* WHAT THE TASK ASKS *
Without the images, write out the whole listing exactly.

— Start RECORDS TO USE —

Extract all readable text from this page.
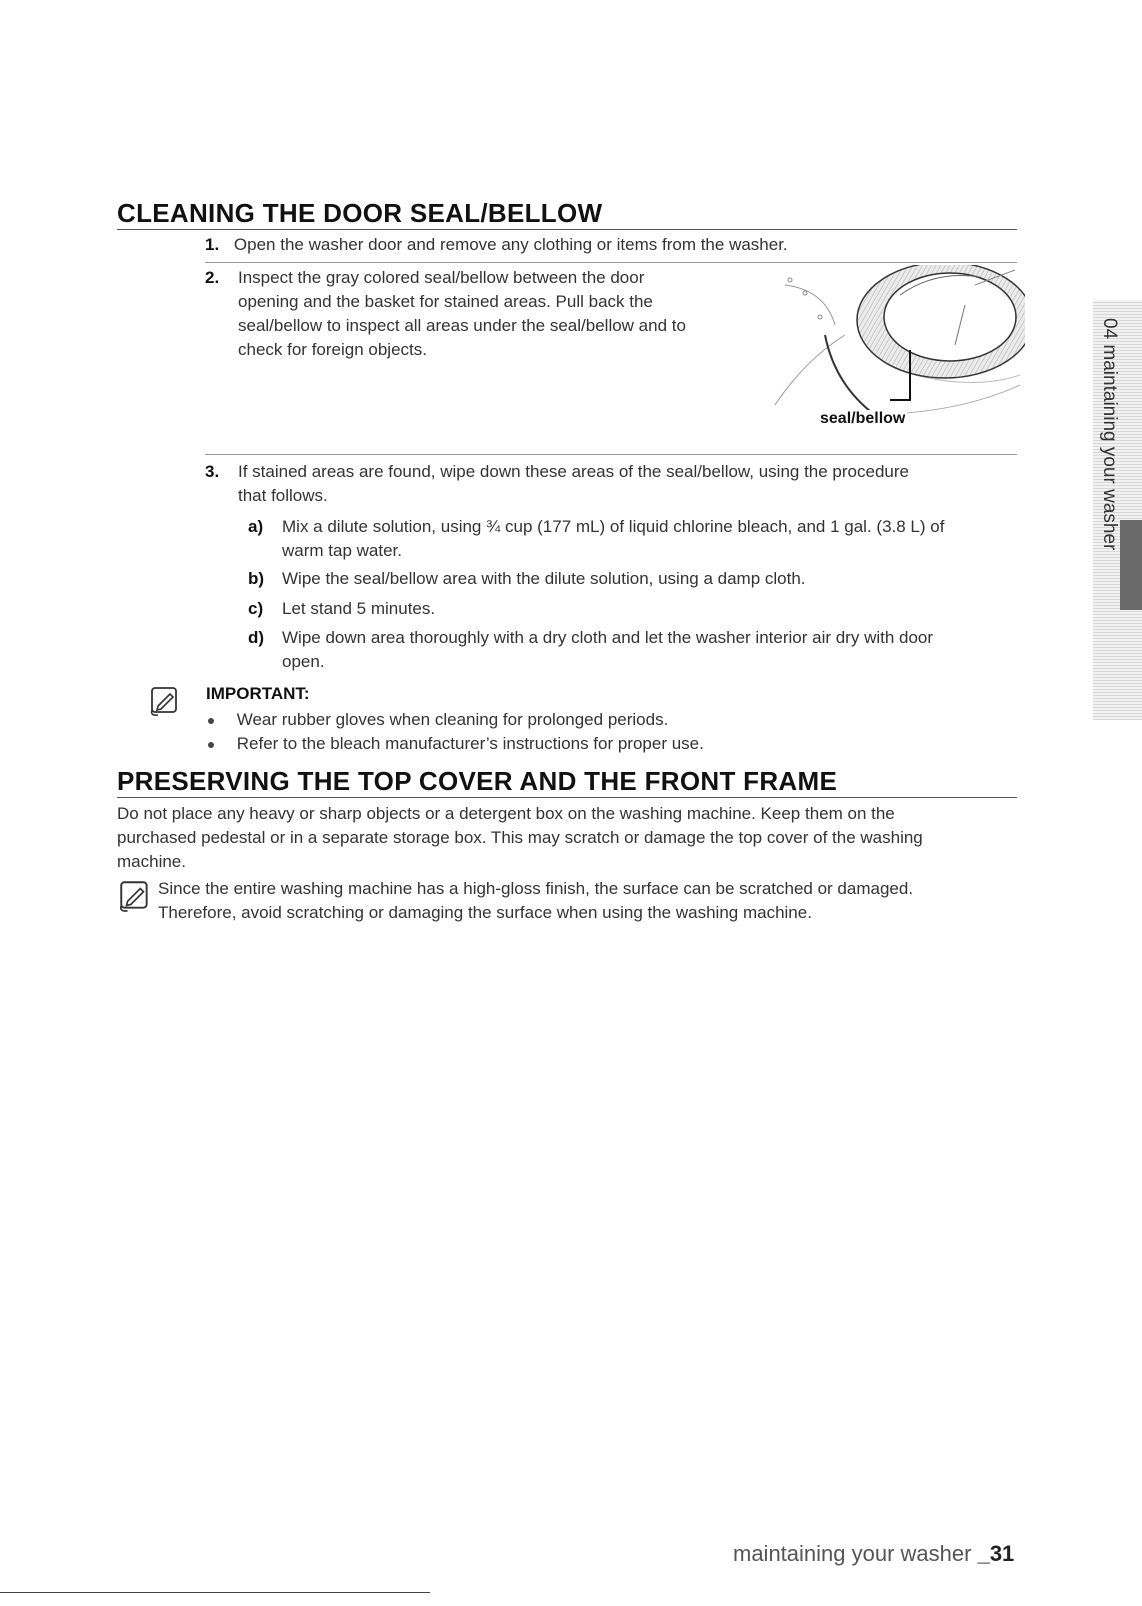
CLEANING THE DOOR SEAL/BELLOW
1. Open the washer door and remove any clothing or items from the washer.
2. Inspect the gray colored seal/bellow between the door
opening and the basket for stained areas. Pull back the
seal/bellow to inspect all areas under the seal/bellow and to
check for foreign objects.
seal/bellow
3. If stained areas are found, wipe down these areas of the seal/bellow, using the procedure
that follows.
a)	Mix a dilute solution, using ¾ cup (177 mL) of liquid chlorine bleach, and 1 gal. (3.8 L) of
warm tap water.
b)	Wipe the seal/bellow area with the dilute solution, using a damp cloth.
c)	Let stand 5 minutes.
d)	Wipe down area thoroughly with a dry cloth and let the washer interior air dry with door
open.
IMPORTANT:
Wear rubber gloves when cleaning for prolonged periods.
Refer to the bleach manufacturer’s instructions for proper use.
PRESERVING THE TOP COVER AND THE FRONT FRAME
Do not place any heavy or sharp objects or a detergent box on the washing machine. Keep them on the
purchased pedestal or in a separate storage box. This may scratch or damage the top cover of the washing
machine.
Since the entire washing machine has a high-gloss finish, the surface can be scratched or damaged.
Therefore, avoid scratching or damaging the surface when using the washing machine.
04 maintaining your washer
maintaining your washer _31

— End RECORDS TO USE —

* EXERCISE OUTPUT *
Extract all readable text from this page.
CLEANING THE DOOR SEAL/BELLOW
1. Open the washer door and remove any clothing or items from the washer.
2. Inspect the gray colored seal/bellow between the door
opening and the basket for stained areas. Pull back the
seal/bellow to inspect all areas under the seal/bellow and to
check for foreign objects.
seal/bellow
3. If stained areas are found, wipe down these areas of the seal/bellow, using the procedure
that follows.
a)	Mix a dilute solution, using ¾ cup (177 mL) of liquid chlorine bleach, and 1 gal. (3.8 L) of
warm tap water.
b)	Wipe the seal/bellow area with the dilute solution, using a damp cloth.
c)	Let stand 5 minutes.
d)	Wipe down area thoroughly with a dry cloth and let the washer interior air dry with door
open.
IMPORTANT:
Wear rubber gloves when cleaning for prolonged periods.
Refer to the bleach manufacturer’s instructions for proper use.
PRESERVING THE TOP COVER AND THE FRONT FRAME
Do not place any heavy or sharp objects or a detergent box on the washing machine. Keep them on the
purchased pedestal or in a separate storage box. This may scratch or damage the top cover of the washing
machine.
Since the entire washing machine has a high-gloss finish, the surface can be scratched or damaged.
Therefore, avoid scratching or damaging the surface when using the washing machine.
04 maintaining your washer
maintaining your washer _31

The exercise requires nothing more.